What to do:
Copy out all lines carrying the word "JSON".

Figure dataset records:
━━━━━━━━━━━━━━━━━━━━
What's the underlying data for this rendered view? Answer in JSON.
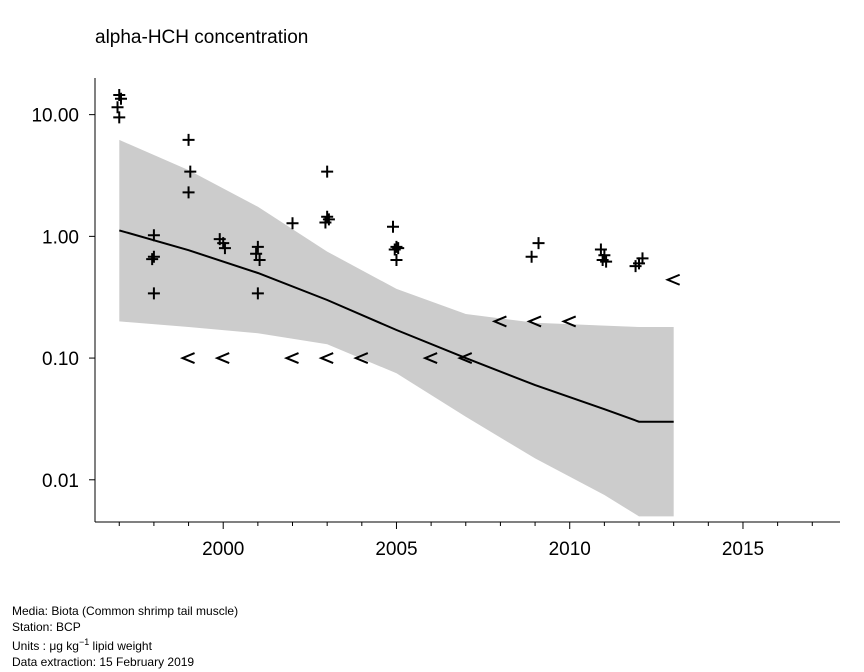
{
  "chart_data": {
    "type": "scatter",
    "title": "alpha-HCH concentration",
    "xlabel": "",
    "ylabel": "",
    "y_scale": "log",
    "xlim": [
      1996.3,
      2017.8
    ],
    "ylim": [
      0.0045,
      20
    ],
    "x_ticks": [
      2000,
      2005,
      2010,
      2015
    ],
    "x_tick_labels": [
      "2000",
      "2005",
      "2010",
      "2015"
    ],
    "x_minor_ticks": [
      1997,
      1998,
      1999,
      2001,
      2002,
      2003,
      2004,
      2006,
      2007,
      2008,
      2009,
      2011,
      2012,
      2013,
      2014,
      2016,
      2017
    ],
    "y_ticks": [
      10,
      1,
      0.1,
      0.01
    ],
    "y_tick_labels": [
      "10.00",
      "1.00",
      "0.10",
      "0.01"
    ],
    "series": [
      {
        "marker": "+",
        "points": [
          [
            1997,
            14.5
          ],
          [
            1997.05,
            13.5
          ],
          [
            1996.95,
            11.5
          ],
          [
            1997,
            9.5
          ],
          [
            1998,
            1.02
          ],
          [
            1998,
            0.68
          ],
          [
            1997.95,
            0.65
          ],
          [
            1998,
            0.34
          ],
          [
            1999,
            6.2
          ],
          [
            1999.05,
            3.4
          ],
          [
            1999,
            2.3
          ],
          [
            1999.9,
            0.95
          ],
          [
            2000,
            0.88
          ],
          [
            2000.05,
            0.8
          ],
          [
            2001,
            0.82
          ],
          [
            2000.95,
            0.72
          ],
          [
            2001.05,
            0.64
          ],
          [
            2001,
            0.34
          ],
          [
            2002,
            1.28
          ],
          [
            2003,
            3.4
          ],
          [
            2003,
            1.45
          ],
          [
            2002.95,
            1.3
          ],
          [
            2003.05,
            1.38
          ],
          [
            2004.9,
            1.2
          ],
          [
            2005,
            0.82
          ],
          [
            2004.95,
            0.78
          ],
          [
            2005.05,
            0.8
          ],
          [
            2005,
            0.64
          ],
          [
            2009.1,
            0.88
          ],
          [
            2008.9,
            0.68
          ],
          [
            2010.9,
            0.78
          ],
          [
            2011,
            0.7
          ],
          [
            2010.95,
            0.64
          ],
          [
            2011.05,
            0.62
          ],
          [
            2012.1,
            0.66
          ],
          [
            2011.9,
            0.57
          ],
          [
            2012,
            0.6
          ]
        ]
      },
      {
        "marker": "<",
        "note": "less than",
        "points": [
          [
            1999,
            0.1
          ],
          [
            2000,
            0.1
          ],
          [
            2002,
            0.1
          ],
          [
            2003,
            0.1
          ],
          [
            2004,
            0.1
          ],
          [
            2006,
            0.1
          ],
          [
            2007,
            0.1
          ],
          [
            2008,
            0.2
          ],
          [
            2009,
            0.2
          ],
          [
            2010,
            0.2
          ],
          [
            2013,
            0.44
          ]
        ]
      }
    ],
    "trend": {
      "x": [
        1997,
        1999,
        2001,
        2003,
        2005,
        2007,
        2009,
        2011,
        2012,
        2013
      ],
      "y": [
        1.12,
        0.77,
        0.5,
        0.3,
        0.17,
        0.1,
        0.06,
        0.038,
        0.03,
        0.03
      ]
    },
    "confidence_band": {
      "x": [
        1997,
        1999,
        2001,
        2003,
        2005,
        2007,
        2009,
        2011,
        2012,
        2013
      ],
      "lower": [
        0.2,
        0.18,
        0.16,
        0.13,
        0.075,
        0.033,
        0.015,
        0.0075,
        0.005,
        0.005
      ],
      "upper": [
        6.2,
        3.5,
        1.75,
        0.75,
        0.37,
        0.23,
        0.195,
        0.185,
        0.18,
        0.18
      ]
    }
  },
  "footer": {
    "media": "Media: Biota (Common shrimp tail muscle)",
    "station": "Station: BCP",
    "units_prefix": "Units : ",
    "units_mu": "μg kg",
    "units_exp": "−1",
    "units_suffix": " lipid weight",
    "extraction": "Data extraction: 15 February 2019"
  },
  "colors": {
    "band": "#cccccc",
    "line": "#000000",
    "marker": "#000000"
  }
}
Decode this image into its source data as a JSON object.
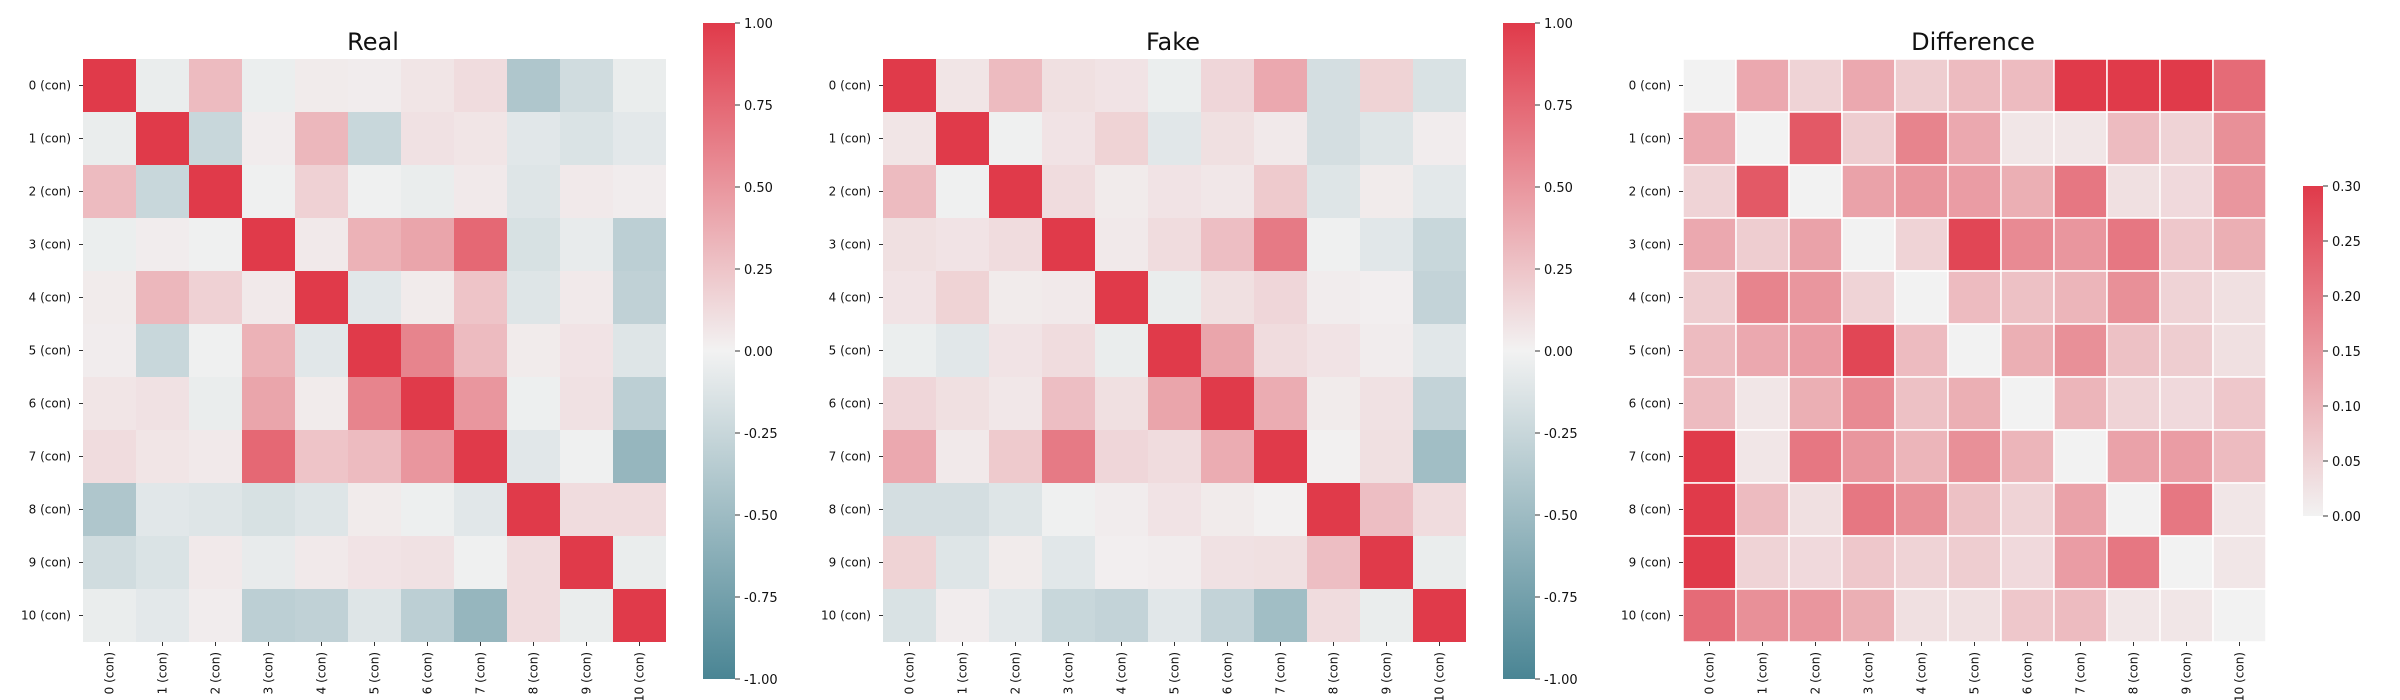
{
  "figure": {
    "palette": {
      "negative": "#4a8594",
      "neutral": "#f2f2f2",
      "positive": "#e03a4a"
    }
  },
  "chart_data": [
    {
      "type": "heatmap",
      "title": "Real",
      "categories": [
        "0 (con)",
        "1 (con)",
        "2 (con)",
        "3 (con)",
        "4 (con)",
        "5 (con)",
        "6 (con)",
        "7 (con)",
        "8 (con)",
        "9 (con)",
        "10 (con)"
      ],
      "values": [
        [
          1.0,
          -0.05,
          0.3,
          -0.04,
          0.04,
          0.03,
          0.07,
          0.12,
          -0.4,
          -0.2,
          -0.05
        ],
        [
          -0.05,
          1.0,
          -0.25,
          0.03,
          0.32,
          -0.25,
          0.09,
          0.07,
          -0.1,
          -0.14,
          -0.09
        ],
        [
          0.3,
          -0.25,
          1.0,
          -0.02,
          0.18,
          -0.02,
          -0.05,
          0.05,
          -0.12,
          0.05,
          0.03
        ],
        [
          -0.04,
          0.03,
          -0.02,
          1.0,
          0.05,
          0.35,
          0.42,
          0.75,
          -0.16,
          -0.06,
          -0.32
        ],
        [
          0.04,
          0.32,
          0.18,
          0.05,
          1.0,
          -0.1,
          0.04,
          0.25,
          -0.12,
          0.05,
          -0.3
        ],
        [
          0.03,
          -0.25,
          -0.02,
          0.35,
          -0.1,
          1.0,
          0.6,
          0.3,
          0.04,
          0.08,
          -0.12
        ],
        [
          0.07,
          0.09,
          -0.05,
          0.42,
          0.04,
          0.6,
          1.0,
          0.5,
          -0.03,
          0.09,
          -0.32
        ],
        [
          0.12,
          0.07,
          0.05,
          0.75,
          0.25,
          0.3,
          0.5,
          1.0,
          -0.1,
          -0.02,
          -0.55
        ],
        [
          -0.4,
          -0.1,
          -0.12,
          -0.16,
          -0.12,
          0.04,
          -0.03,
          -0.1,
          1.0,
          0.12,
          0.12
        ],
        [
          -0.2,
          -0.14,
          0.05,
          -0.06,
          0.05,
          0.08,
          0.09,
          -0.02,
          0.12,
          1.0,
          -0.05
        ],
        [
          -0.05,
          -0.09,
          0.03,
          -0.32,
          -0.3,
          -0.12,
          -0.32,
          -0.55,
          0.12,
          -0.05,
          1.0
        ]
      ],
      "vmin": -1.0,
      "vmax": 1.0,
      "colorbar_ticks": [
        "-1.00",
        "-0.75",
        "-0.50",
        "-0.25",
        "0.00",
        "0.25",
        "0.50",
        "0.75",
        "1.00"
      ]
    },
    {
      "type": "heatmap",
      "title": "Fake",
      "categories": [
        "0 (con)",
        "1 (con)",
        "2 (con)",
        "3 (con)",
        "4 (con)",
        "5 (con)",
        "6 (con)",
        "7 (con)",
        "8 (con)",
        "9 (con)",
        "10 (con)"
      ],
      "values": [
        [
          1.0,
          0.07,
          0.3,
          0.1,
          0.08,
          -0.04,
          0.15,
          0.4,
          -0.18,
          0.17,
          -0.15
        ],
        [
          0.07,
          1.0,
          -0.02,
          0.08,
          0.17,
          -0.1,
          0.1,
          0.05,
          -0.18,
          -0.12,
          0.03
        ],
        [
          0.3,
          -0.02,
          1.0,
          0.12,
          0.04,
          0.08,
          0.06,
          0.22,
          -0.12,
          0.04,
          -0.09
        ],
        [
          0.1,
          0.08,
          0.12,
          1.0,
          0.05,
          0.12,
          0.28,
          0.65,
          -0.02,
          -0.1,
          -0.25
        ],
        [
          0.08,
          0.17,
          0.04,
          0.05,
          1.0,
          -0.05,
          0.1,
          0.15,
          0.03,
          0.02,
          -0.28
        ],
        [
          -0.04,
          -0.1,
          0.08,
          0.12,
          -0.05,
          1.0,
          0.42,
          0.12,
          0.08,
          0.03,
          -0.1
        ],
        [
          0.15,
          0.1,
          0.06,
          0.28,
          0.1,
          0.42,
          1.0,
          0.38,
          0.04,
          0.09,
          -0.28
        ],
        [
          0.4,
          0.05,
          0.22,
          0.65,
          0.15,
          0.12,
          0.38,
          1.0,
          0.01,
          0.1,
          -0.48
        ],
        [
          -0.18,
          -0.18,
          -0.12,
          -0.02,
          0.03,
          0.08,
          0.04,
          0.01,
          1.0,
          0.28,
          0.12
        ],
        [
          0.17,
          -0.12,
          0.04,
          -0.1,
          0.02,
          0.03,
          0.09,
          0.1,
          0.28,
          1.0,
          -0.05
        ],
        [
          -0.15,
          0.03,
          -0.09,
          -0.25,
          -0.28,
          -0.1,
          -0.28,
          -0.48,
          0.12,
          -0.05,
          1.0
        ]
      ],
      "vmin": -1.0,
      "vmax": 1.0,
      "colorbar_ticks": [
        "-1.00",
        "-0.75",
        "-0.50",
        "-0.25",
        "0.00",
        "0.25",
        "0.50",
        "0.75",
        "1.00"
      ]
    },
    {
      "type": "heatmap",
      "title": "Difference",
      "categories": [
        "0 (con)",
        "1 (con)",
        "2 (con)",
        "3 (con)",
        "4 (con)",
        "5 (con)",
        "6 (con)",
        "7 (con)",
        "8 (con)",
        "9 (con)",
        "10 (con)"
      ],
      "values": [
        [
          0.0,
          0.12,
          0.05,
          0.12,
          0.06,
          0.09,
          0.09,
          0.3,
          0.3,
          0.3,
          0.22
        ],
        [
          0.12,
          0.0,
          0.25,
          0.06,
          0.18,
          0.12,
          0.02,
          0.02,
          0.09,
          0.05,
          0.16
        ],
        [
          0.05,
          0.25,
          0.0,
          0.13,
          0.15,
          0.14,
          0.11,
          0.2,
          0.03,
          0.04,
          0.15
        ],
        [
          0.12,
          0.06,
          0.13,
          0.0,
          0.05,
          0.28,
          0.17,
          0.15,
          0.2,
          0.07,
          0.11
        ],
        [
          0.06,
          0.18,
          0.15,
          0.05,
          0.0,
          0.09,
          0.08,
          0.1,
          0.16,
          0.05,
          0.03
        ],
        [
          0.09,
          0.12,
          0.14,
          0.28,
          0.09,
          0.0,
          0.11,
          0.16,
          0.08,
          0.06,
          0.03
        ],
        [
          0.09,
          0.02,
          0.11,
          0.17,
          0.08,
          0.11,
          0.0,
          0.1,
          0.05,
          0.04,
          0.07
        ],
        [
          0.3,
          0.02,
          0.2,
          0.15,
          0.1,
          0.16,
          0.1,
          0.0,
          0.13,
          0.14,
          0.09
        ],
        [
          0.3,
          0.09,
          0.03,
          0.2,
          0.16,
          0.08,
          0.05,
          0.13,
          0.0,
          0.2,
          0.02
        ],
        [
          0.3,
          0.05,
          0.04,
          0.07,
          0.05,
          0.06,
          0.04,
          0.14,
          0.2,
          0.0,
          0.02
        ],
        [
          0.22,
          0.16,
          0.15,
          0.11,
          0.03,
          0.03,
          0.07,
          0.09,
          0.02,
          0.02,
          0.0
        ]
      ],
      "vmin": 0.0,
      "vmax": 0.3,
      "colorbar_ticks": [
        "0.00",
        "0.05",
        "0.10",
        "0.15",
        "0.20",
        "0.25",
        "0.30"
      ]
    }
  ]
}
━━━━━━━━━━━━━━━━━━━━
Answer to this task:
What's the underlying data for this rendered view? Answer in JSON.
Decode this image into its source data as a JSON object.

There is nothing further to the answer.